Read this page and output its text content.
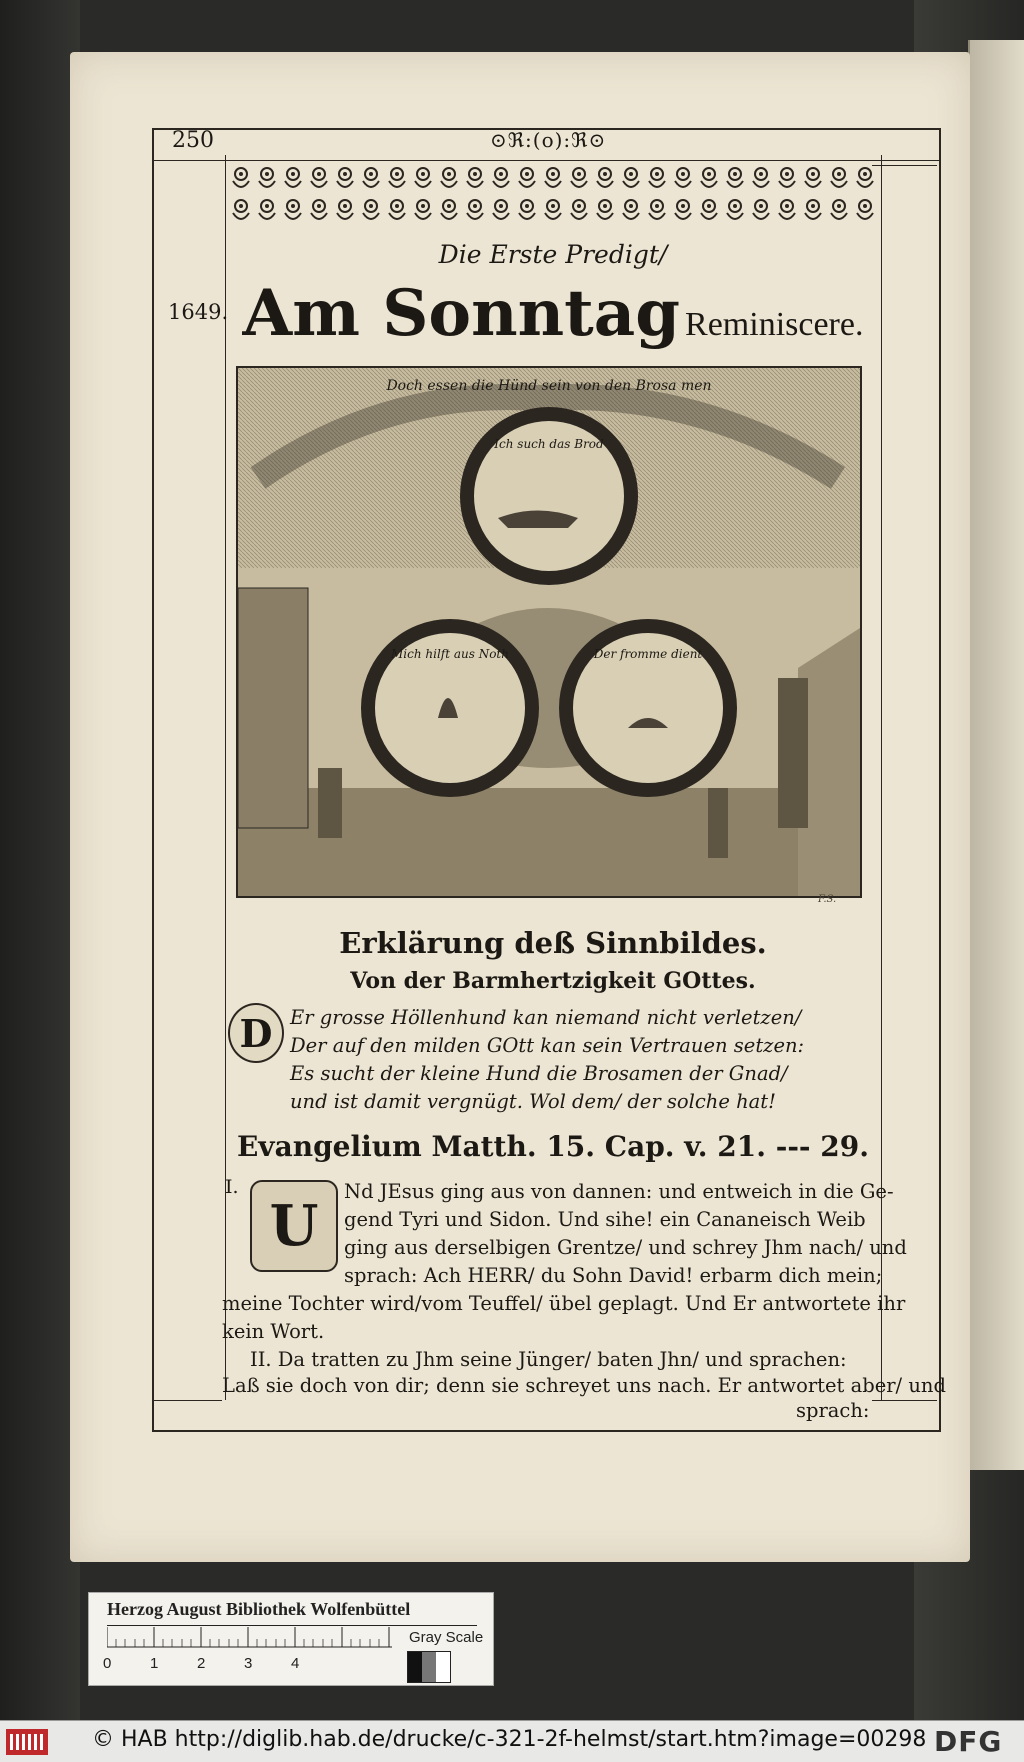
250	⊙ℜ:(o):ℜ⊙
1649.
Die Erste Predigt/
Am Sonntag Reminiscere.
Doch essen die Hünd sein von den Brosa men
Ich such das Brod
Mich hilft aus Noth	Der fromme dient
F.S.
Erklärung deß Sinnbildes.
Von der Barmhertzigkeit GOttes.
D Er grosse Höllenhund kan niemand nicht verletzen/
Der auf den milden GOtt kan sein Vertrauen setzen:
Es sucht der kleine Hund die Brosamen der Gnad/
und ist damit vergnügt. Wol dem/ der solche hat!
Evangelium Matth. 15. Cap. v. 21. --- 29.
I.
U
Nd JEsus ging aus von dannen: und entweich in die Ge-
gend Tyri und Sidon. Und sihe! ein Cananeisch Weib
ging aus derselbigen Grentze/ und schrey Jhm nach/ und
sprach: Ach HERR/ du Sohn David! erbarm dich mein;
meine Tochter wird/vom Teuffel/ übel geplagt. Und Er antwortete ihr
kein Wort.
II. Da tratten zu Jhm seine Jünger/ baten Jhn/ und sprachen:
Laß sie doch von dir; denn sie schreyet uns nach. Er antwortet aber/ und
sprach:
Herzog August Bibliothek Wolfenbüttel
Gray Scale
0	1	2	3	4
© HAB http://diglib.hab.de/drucke/c-321-2f-helmst/start.htm?image=00298 DFG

────────────────────────────────────────

Omit any images, then output the listing exactly.

Read this page and output its text content.
250	⊙ℜ:(o):ℜ⊙
1649.
Die Erste Predigt/
Am Sonntag Reminiscere.
Doch essen die Hünd sein von den Brosa men
Ich such das Brod
Mich hilft aus Noth	Der fromme dient
F.S.
Erklärung deß Sinnbildes.
Von der Barmhertzigkeit GOttes.
D Er grosse Höllenhund kan niemand nicht verletzen/
Der auf den milden GOtt kan sein Vertrauen setzen:
Es sucht der kleine Hund die Brosamen der Gnad/
und ist damit vergnügt. Wol dem/ der solche hat!
Evangelium Matth. 15. Cap. v. 21. --- 29.
I.
U
Nd JEsus ging aus von dannen: und entweich in die Ge-
gend Tyri und Sidon. Und sihe! ein Cananeisch Weib
ging aus derselbigen Grentze/ und schrey Jhm nach/ und
sprach: Ach HERR/ du Sohn David! erbarm dich mein;
meine Tochter wird/vom Teuffel/ übel geplagt. Und Er antwortete ihr
kein Wort.
II. Da tratten zu Jhm seine Jünger/ baten Jhn/ und sprachen:
Laß sie doch von dir; denn sie schreyet uns nach. Er antwortet aber/ und
sprach:
Herzog August Bibliothek Wolfenbüttel
Gray Scale
0	1	2	3	4
© HAB http://diglib.hab.de/drucke/c-321-2f-helmst/start.htm?image=00298 DFG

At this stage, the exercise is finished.